■ **DIRECTION**:
Go through the data below and gather each line containing "Desert".

## Start

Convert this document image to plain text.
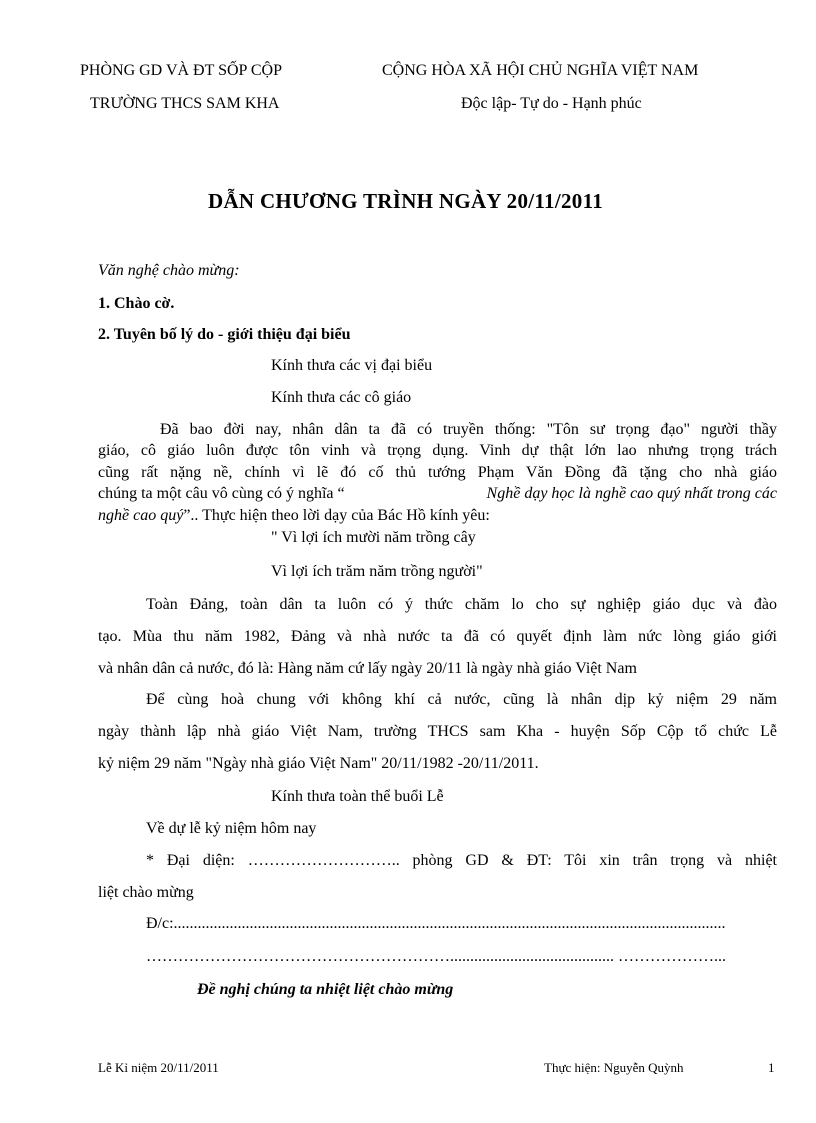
PHÒNG GD VÀ ĐT SỐP CỘP
TRƯỜNG THCS SAM KHA
CỘNG HÒA XÃ HỘI CHỦ NGHĨA VIỆT NAM
Độc lập- Tự do - Hạnh phúc
DẪN CHƯƠNG TRÌNH NGÀY 20/11/2011
Văn nghệ chào mừng:
1. Chào cờ.
2. Tuyên bố lý do - giới thiệu đại biểu
Kính thưa các vị đại biểu
Kính thưa các cô giáo
Đã bao đời nay, nhân dân ta đã có truyền thống: "Tôn sư trọng đạo" người thầy
giáo, cô giáo luôn được tôn vinh và trọng dụng. Vinh dự thật lớn lao nhưng trọng trách
cũng rất nặng nề, chính vì lẽ đó cố thủ tướng Phạm Văn Đồng đã tặng cho nhà giáo
chúng ta một câu vô cùng có ý nghĩa “	Nghề dạy học là nghề cao quý nhất trong các
nghề cao quý”.. Thực hiện theo lời dạy của Bác Hồ kính yêu:
" Vì lợi ích mười năm trồng cây
Vì lợi ích trăm năm trồng người"
Toàn Đảng, toàn dân ta luôn có ý thức chăm lo cho sự nghiệp giáo dục và đào
tạo. Mùa thu năm 1982, Đảng và nhà nước ta đã có quyết định làm nức lòng giáo giới
và nhân dân cả nước, đó là: Hàng năm cứ lấy ngày 20/11 là ngày nhà giáo Việt Nam
Để cùng hoà chung với không khí cả nước, cũng là nhân dịp kỷ niệm 29 năm
ngày thành lập nhà giáo Việt Nam, trường THCS sam Kha - huyện Sốp Cộp tổ chức Lễ
kỷ niệm 29 năm "Ngày nhà giáo Việt Nam" 20/11/1982 -20/11/2011.
Kính thưa toàn thể buổi Lễ
Về dự lễ kỷ niệm hôm nay
* Đại diện: ……………………….. phòng GD & ĐT: Tôi xin trân trọng và nhiệt
liệt chào mừng
Đ/c:..........................................................................................................................................
…………………………………………………......................................... ………………...
Đề nghị chúng ta nhiệt liệt chào mừng
Lễ Kỉ niệm 20/11/2011	Thực hiện: Nguyễn Quỳnh	1
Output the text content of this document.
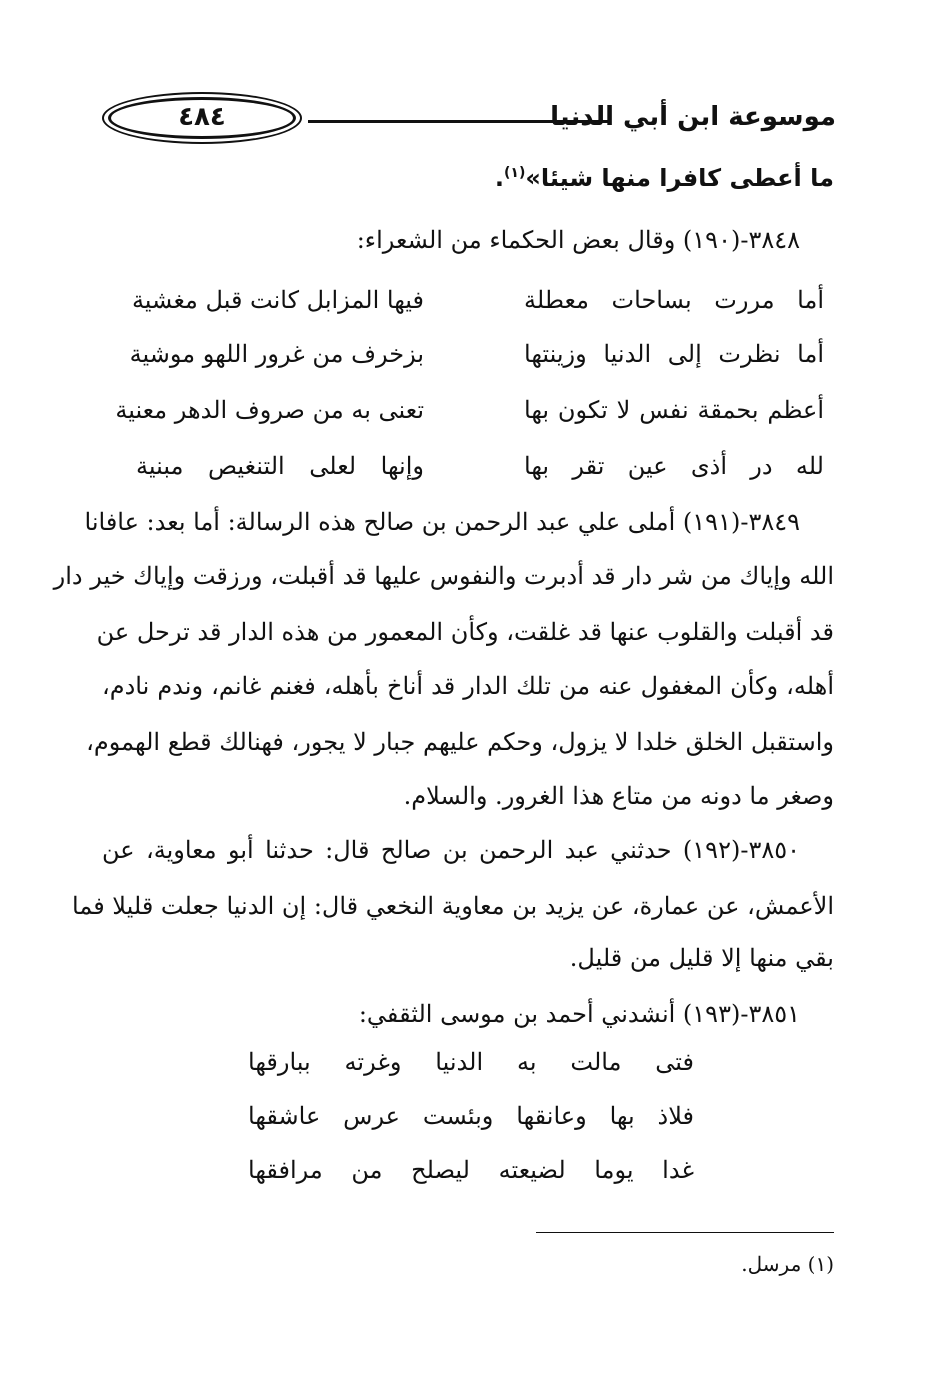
٤٨٤	موسوعة ابن أبي الدنيا
ما أعطى كافرا منها شيئا»$^{(١)}$.
٣٨٤٨-(١٩٠) وقال بعض الحكماء من الشعراء:
أما مررت بساحات معطلة
فيها المزابل كانت قبل مغشية
أما نظرت إلى الدنيا وزينتها
بزخرف من غرور اللهو موشية
أعظم بحمقة نفس لا تكون بها
تعنى به من صروف الدهر معنية
لله در أذى عين تقر بها
وإنها لعلى التنغيص مبنية
٣٨٤٩-(١٩١) أملى علي عبد الرحمن بن صالح هذه الرسالة: أما بعد: عافانا
الله وإياك من شر دار قد أدبرت والنفوس عليها قد أقبلت، ورزقت وإياك خير دار
قد أقبلت والقلوب عنها قد غلقت، وكأن المعمور من هذه الدار قد ترحل عن
أهله، وكأن المغفول عنه من تلك الدار قد أناخ بأهله، فغنم غانم، وندم نادم،
واستقبل الخلق خلدا لا يزول، وحكم عليهم جبار لا يجور، فهنالك قطع الهموم،
وصغر ما دونه من متاع هذا الغرور. والسلام.
٣٨٥٠-(١٩٢) حدثني عبد الرحمن بن صالح قال: حدثنا أبو معاوية، عن
الأعمش، عن عمارة، عن يزيد بن معاوية النخعي قال: إن الدنيا جعلت قليلا فما
بقي منها إلا قليل من قليل.
٣٨٥١-(١٩٣) أنشدني أحمد بن موسى الثقفي:
فتى مالت به الدنيا وغرته ببارقها
فلاذ بها وعانقها وبئست عرس عاشقها
غدا يوما لضيعته ليصلح من مرافقها
(١) مرسل.
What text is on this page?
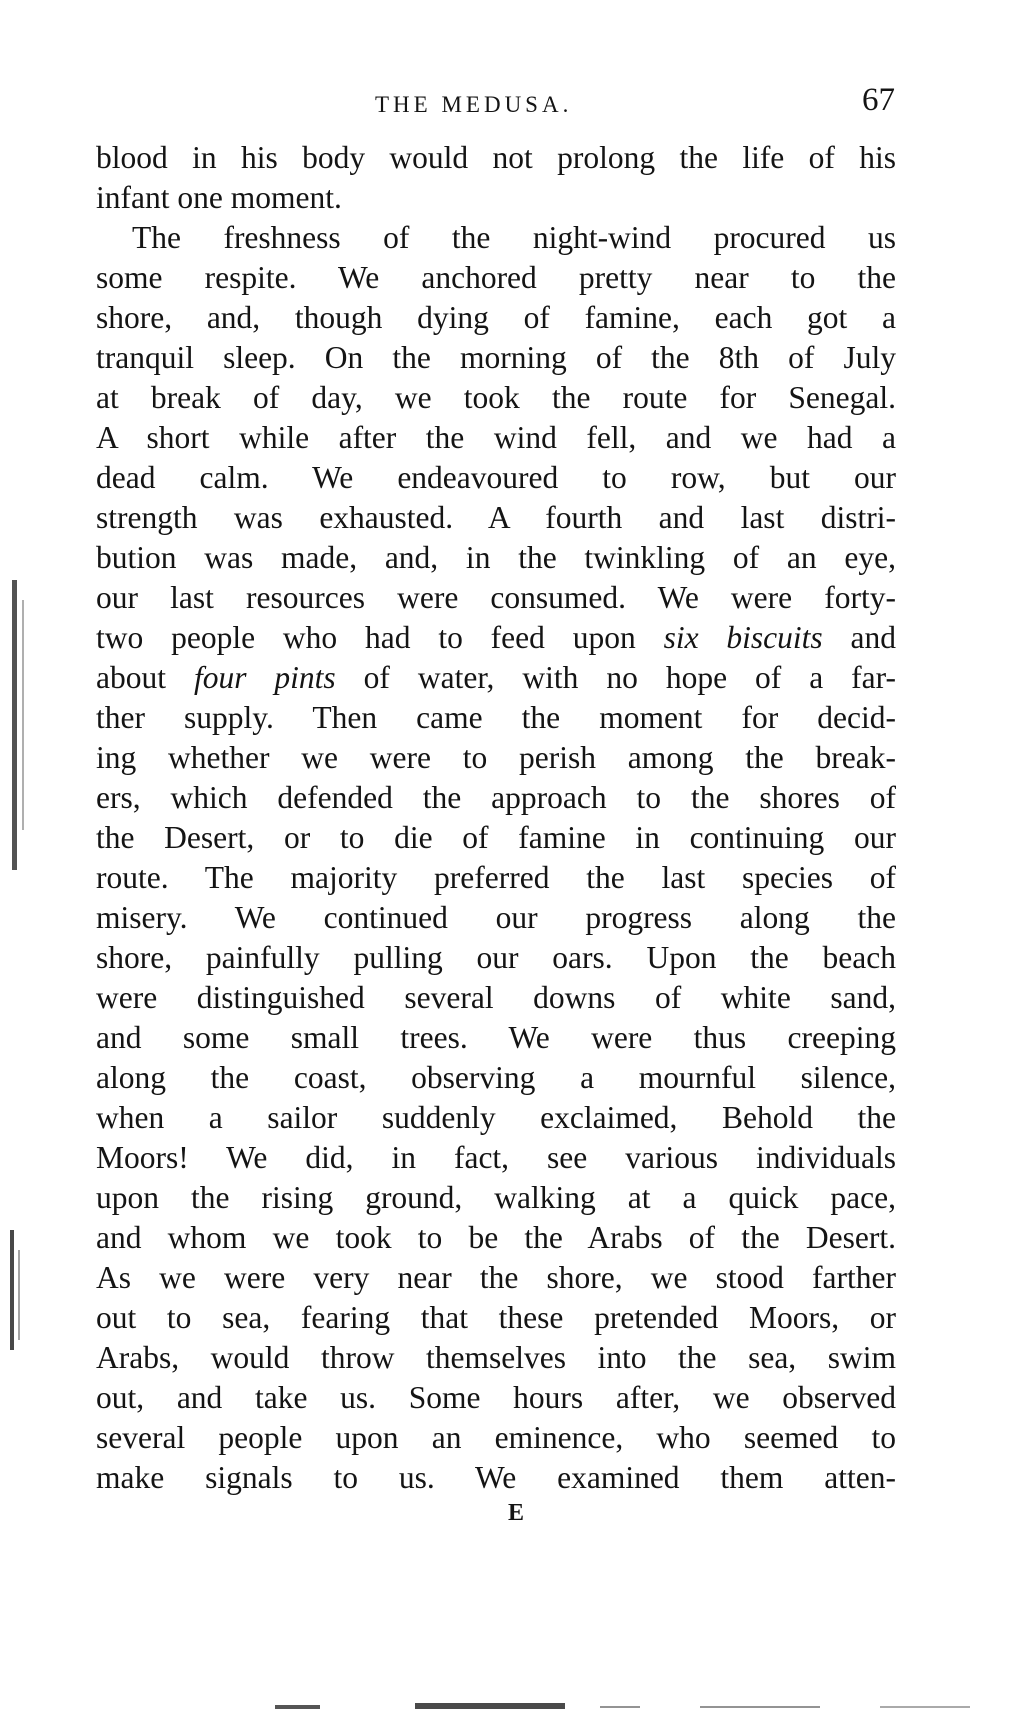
THE MEDUSA.	67
blood in his body would not prolong the life of his
infant one moment.
The freshness of the night-wind procured us
some respite. We anchored pretty near to the
shore, and, though dying of famine, each got a
tranquil sleep. On the morning of the 8th of July
at break of day, we took the route for Senegal.
A short while after the wind fell, and we had a
dead calm. We endeavoured to row, but our
strength was exhausted. A fourth and last distri-
bution was made, and, in the twinkling of an eye,
our last resources were consumed. We were forty-
two people who had to feed upon six biscuits and
about four pints of water, with no hope of a far-
ther supply. Then came the moment for decid-
ing whether we were to perish among the break-
ers, which defended the approach to the shores of
the Desert, or to die of famine in continuing our
route. The majority preferred the last species of
misery. We continued our progress along the
shore, painfully pulling our oars. Upon the beach
were distinguished several downs of white sand,
and some small trees. We were thus creeping
along the coast, observing a mournful silence,
when a sailor suddenly exclaimed, Behold the
Moors! We did, in fact, see various individuals
upon the rising ground, walking at a quick pace,
and whom we took to be the Arabs of the Desert.
As we were very near the shore, we stood farther
out to sea, fearing that these pretended Moors, or
Arabs, would throw themselves into the sea, swim
out, and take us. Some hours after, we observed
several people upon an eminence, who seemed to
make signals to us. We examined them atten-
E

## End

■ **TASK RESULT**:
the Desert, or to die of famine in continuing our
and whom we took to be the Arabs of the Desert.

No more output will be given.